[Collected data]

● ● ● ● ● ● ●

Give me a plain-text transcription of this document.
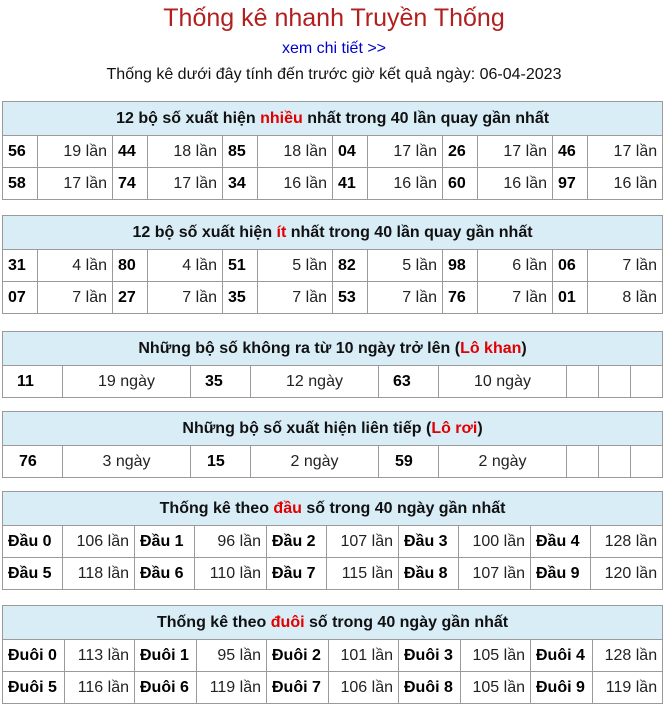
Thống kê nhanh Truyền Thống
xem chi tiết >>
Thống kê dưới đây tính đến trước giờ kết quả ngày: 06-04-2023
12 bộ số xuất hiện nhiều nhất trong 40 lần quay gần nhất											
56	19 lần	44	18 lần	85	18 lần	04	17 lần	26	17 lần	46	17 lần
58	17 lần	74	17 lần	34	16 lần	41	16 lần	60	16 lần	97	16 lần
12 bộ số xuất hiện ít nhất trong 40 lần quay gần nhất											
31	4 lần	80	4 lần	51	5 lần	82	5 lần	98	6 lần	06	7 lần
07	7 lần	27	7 lần	35	7 lần	53	7 lần	76	7 lần	01	8 lần
Những bộ số không ra từ 10 ngày trở lên (Lô khan)
11	19 ngày	35	12 ngày	63	10 ngày			
Những bộ số xuất hiện liên tiếp (Lô rơi)
76	3 ngày	15	2 ngày	59	2 ngày			
Thống kê theo đầu số trong 40 ngày gần nhất									
Đầu 0	106 lần	Đầu 1	96 lần	Đầu 2	107 lần	Đầu 3	100 lần	Đầu 4	128 lần
Đầu 5	118 lần	Đầu 6	110 lần	Đầu 7	115 lần	Đầu 8	107 lần	Đầu 9	120 lần
Thống kê theo đuôi số trong 40 ngày gần nhất									
Đuôi 0	113 lần	Đuôi 1	95 lần	Đuôi 2	101 lần	Đuôi 3	105 lần	Đuôi 4	128 lần
Đuôi 5	116 lần	Đuôi 6	119 lần	Đuôi 7	106 lần	Đuôi 8	105 lần	Đuôi 9	119 lần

● ● ● ● ● ● ●

:: What needs to be done ::
Select, from the listing, all lines that include the word "ngày".

:: Solution below ::
Thống kê dưới đây tính đến trước giờ kết quả ngày: 06-04-2023
Những bộ số không ra từ 10 ngày trở lên (Lô khan)
11	19 ngày	35	12 ngày	63	10 ngày			
76	3 ngày	15	2 ngày	59	2 ngày			
Thống kê theo đầu số trong 40 ngày gần nhất									
Thống kê theo đuôi số trong 40 ngày gần nhất									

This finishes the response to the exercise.